Laboratory Technology

GC-MS analysis conclusively identifies a compound based on retention time and fragmentation patterns—chemical "fingerprints". The GC contains a column of inert gas under heat that retains and separates compounds based on their volatility and chemical interactions with the column. Typically, different compounds are retained in the GC at varying times and thus can be identified based on their "retention time". As a drug comes off the column, it traverses into the MS which bombards it with electrons causing the drug to fragment into smaller charged molecules that are unique to that drug. These charged molecules can now be detected and a mass spectrum is produced to identify the drug. Thus each drug is identified — "fingerprinted" — based on its retention time and the types of fragments that are produced.

Unlike gas chromatography, which is unsuitable for nonvolatile and thermally fragile molecules, liquid chromatography can safely separate a wide range of organic compounds, especially small-molecule drug metabolites. In fact, the combination of these two powerful techniques (LC-MS) gives us the ability to analyze virtually any molecular species. Mass spectrometry is capable of providing structure, molecular weight, empirical formula and quantitative information about a specific analyte (drug). Mass spectrometers also generate three-dimensional data. In addition to signal strength, they generate mass spectral data that provides valuable information about the molecular weight, structure, identity, quantity and purity of a sample. The use of MS/MS adds tremendous specificity and sensitivity to the analysis of compounds. This is due to the system's ability to isolate the target compound's molecular ion, all but eliminating the likelihood that an interfering compound of the same molecular weight may be simultaneously in the source.

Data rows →

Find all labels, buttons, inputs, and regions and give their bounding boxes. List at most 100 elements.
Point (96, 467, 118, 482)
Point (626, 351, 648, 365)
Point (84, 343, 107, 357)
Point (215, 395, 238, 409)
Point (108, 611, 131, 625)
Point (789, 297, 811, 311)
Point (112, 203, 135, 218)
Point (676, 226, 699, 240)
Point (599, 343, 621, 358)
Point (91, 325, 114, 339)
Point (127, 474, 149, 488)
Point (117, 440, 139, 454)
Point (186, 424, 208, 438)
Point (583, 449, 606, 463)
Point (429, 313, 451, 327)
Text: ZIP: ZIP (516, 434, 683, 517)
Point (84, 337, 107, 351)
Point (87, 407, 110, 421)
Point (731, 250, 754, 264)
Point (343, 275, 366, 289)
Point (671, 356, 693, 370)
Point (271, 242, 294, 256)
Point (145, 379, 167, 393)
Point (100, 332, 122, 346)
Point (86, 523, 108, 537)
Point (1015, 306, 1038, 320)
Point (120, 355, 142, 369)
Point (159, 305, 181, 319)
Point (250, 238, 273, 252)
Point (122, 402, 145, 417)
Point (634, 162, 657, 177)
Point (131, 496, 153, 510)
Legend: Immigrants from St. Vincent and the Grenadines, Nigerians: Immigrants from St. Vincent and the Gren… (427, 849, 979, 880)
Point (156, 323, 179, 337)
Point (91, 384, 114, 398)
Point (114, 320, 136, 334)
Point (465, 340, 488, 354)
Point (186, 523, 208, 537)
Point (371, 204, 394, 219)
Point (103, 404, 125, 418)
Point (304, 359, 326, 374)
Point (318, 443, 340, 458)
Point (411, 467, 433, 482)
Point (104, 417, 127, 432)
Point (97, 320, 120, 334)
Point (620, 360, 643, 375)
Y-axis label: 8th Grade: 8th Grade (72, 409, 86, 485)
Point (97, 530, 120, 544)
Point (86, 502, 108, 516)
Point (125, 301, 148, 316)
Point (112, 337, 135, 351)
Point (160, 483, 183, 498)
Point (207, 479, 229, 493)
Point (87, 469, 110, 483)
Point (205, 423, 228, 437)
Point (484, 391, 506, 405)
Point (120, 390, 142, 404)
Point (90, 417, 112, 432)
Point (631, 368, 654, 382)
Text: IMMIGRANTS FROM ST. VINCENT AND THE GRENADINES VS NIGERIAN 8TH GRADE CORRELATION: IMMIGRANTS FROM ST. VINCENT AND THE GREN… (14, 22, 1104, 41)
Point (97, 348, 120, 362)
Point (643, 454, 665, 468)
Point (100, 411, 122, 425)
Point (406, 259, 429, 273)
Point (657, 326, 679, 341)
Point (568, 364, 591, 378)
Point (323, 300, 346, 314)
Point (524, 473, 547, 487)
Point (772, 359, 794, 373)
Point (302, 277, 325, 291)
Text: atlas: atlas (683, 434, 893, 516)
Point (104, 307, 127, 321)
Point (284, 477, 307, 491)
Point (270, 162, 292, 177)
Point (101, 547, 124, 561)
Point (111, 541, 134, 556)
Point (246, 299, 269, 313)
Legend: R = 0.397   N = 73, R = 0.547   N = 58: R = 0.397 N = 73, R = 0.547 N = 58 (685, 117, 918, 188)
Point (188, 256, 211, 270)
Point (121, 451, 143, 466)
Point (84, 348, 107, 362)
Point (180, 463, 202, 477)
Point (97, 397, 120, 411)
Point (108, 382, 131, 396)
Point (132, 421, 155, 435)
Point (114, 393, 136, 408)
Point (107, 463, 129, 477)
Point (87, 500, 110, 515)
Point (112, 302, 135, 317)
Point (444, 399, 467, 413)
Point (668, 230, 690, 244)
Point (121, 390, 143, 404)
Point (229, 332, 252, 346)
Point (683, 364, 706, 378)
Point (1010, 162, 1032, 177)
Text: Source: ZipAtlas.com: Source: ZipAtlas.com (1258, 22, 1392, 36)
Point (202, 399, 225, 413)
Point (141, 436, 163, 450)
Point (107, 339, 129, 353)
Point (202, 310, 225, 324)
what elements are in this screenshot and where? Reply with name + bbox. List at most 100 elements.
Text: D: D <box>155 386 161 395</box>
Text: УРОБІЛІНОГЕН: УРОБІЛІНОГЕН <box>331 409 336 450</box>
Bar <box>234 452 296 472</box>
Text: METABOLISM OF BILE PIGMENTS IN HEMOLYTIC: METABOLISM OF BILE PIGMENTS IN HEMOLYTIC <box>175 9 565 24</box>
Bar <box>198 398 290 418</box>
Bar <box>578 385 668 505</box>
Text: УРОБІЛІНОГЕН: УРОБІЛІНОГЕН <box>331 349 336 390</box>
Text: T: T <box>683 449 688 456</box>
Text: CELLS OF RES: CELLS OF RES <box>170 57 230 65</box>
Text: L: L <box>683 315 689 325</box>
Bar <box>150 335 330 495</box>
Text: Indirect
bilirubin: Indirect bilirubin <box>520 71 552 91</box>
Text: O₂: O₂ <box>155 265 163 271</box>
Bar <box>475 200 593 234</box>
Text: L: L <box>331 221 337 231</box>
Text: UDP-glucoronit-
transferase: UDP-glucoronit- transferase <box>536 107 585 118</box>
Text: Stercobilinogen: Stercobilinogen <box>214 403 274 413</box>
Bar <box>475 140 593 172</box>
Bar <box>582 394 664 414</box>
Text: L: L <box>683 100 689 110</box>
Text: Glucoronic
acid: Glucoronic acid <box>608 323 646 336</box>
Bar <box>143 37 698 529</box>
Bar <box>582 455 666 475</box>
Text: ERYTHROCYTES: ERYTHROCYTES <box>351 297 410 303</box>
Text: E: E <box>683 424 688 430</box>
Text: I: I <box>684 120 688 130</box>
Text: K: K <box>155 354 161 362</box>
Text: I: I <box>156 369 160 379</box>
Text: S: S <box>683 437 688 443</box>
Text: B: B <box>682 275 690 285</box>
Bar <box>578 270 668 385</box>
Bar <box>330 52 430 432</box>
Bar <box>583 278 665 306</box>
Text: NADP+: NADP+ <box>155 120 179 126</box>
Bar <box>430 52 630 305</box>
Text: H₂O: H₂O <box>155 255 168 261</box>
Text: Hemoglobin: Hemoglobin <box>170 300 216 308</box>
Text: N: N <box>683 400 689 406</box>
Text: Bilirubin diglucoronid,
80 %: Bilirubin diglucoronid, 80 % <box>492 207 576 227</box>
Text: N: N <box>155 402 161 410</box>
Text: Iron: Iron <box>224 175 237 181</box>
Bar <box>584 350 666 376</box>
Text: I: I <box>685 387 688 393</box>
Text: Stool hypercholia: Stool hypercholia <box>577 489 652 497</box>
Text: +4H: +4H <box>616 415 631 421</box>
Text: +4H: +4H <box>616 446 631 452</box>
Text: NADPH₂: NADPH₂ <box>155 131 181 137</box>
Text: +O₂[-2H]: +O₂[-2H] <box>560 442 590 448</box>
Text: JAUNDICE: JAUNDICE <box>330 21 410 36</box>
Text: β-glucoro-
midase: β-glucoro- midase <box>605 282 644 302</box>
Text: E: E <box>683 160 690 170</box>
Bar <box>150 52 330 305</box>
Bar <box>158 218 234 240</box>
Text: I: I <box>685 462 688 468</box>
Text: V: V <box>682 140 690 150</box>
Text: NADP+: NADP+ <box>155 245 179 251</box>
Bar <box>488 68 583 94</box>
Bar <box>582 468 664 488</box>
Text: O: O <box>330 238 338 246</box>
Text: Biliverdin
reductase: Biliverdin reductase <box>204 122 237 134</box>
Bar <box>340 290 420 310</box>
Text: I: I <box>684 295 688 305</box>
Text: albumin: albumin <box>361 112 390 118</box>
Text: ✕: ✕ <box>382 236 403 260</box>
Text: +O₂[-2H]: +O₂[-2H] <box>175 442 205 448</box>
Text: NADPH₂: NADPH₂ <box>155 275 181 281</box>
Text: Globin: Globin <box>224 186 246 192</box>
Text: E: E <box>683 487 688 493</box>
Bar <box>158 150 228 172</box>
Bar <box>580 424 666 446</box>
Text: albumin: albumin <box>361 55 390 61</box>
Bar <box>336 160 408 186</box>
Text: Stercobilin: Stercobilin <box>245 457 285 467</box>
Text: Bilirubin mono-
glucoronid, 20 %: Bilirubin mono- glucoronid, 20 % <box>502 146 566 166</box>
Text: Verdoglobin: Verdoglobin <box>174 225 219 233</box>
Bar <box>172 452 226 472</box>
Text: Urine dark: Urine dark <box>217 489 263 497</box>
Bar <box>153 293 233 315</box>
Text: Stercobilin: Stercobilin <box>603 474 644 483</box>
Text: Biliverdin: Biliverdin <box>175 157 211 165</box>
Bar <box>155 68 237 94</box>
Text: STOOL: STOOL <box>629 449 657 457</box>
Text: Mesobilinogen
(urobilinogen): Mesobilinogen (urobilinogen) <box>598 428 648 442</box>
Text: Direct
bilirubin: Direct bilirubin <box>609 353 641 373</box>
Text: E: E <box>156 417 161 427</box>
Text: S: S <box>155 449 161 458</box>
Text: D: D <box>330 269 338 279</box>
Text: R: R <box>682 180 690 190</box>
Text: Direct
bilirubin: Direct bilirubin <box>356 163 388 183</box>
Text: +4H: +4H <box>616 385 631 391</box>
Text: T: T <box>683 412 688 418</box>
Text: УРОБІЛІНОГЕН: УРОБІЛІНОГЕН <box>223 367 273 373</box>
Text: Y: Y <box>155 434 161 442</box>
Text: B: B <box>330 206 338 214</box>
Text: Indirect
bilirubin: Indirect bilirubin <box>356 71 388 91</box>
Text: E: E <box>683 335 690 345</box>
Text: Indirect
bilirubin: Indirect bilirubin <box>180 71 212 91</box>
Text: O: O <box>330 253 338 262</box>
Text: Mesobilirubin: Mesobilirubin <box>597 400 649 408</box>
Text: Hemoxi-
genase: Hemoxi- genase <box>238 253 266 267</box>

Assignment 1 → Using the laboratory technology passage, decide whether each statement agrees with it. Answer yes or no for each, and quote the words that decide it. (a) The GC contains a column of inert gas under heat. (b) Gas chromatography is suitable for nonvolatile and thermally fragile molecules. (c) MS/MS adds specificity and sensitivity to the analysis of compounds.
Assignment 2 → List every kind of information that the laboratory technology passage says mass spectrometry can provide in the sentence beginning "Mass spectrometry is capable of providing".
Assignment 3 → Write the next paragraph of the laboratory technology passage, starting after its final sentence.
The rows come from a separate source.

Answer space 1 →
(a) Yes: "The GC contains a column of inert gas under heat"
(b) No: "Unlike gas chromatography, which is unsuitable for nonvolatile and thermally fragile molecules"
(c) Yes: "The use of MS/MS adds tremendous specificity and sensitivity to the analysis of compounds."

Answer space 2 →
Structure
Molecular weight
Empirical formula
Quantitative information

Answer space 3 →
EIA is used for qualitative detection of medications and illicit substances. The EIA methodology involves a specialized enzyme mixed with analyte-specific antibodies. If the analyte (drug) is present in the specimen, an active enzyme forms, creating a change in color that can be measured on a device called a spectrophotometric analyzer. The amount of enzyme formed is proportional to the amount of analyte that is present in the specimen.